** WORK REQUIRED **
Using the data beneath, show every line that includes the word "color".

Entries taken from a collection

§

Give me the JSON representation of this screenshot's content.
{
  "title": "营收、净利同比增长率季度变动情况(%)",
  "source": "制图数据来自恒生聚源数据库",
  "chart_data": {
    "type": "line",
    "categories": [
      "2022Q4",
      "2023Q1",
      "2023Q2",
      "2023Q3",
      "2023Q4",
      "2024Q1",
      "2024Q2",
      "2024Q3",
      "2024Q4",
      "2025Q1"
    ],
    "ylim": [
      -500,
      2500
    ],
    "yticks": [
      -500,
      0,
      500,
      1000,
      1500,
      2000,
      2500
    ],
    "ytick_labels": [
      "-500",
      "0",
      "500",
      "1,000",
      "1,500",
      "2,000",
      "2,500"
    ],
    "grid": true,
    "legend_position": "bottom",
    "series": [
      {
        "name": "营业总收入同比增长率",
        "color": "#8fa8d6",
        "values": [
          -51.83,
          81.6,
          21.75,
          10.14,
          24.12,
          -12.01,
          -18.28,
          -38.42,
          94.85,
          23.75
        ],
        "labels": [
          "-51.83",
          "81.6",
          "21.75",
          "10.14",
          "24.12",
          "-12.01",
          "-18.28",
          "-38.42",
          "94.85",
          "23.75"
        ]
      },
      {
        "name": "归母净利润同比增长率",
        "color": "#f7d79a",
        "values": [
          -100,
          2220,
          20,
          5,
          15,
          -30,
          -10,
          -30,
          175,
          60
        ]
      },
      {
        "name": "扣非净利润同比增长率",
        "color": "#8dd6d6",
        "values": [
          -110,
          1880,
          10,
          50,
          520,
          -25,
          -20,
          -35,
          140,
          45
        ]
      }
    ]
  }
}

§

** EXERCISE ANSWER **
        "color": "#8fa8d6",
        "color": "#f7d79a",
        "color": "#8dd6d6",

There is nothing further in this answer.